
    Like any Canadian civil servant they said, “Of Course”. It was a Canadian Public Service strike.

  3. robro says

    United we stand. My dad was a staunch union member, sometimes officer of his local, and part of several contract negotiation teams. While my mom was not a member of the UAW, her excellent pay and benefit package as an office worker for a Ford subsidiary owed a great deal to the union. I’m confident I owe my parents’s ability to pay for my college education to the unions.

    I have never had a job where there was a union, although I have often noted to my colleagues in the tech industry that our lack of collective bargaining puts us in a vulnerable position. We aren’t allowed to discuss our salaries and benefits packages with one another, and “contract” workers…now mainly through temp agencies…are a staffing strategy to reduce and manage costs.

* _Problem 1_:
Rewrite the stretch of the union comments from "I have never" through "and manage costs.", putting "software industry" in place of "tech industry".
* _Problem 2_:
For each statement, say yes or no depending on whether it agrees with the union comments, and quote the words that decide it: (a) robro's father took part in contract negotiation teams; (b) robro's mother belonged to the UAW; (c) robro has held a job where there was a union.
The listing that comes next is from an unrelated source.

* _Given entries_:
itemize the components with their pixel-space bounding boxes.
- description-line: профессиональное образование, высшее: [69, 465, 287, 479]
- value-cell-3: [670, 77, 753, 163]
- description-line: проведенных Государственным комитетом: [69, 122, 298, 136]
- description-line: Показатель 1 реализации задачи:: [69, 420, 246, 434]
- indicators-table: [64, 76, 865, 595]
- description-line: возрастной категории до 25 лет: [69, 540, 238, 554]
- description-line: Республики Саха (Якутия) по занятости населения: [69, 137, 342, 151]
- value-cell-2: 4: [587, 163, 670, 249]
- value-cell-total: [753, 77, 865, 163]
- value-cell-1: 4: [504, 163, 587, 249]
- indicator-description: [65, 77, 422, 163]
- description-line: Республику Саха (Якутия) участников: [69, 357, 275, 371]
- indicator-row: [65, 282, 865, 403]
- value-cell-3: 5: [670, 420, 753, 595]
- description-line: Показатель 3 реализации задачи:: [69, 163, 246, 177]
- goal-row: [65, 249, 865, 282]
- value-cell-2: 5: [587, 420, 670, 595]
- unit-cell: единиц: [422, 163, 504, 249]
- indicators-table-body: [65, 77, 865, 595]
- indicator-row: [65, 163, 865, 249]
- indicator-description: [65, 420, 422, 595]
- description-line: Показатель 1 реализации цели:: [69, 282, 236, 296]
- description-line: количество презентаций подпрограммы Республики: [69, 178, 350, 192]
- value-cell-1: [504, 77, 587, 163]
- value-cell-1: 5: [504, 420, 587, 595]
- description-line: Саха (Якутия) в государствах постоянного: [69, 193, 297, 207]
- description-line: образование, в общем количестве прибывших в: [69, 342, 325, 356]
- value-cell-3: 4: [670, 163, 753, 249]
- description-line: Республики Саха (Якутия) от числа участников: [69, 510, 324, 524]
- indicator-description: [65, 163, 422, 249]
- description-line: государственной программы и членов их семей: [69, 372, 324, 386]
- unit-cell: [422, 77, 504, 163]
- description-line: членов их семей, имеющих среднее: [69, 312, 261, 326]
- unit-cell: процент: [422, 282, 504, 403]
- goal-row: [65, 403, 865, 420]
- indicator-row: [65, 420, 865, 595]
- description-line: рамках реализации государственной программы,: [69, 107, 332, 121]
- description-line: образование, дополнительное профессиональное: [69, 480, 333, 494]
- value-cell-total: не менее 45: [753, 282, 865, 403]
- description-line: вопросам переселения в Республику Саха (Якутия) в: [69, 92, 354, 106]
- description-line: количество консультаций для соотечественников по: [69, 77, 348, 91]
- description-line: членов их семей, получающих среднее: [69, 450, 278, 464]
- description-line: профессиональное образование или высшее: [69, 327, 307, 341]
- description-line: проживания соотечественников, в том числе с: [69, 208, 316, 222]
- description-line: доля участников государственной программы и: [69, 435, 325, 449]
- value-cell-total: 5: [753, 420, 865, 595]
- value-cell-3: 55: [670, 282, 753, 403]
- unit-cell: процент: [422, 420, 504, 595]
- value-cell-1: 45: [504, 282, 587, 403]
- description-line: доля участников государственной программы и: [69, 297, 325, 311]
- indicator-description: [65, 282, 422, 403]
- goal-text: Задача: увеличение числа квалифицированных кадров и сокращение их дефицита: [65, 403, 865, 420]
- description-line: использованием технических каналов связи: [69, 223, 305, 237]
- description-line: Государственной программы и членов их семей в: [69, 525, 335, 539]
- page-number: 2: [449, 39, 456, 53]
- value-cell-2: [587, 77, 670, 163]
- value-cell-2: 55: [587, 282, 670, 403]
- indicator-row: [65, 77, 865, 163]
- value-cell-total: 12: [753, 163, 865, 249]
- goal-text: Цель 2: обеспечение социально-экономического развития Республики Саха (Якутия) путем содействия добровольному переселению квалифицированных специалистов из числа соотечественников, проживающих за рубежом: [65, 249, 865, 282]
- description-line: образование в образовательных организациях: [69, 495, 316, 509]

* _Exercise answer 1_:
I have never had a job where there was a union, although I have often noted to my colleagues in the software industry that our lack of collective bargaining puts us in a vulnerable position. We aren’t allowed to discuss our salaries and benefits packages with one another, and “contract” workers…now mainly through temp agencies…are a staffing strategy to reduce and manage costs.

* _Exercise answer 2_:
(a) Yes: "part of several contract negotiation teams"
(b) No: "While my mom was not a member of the UAW"
(c) No: "I have never had a job where there was a union"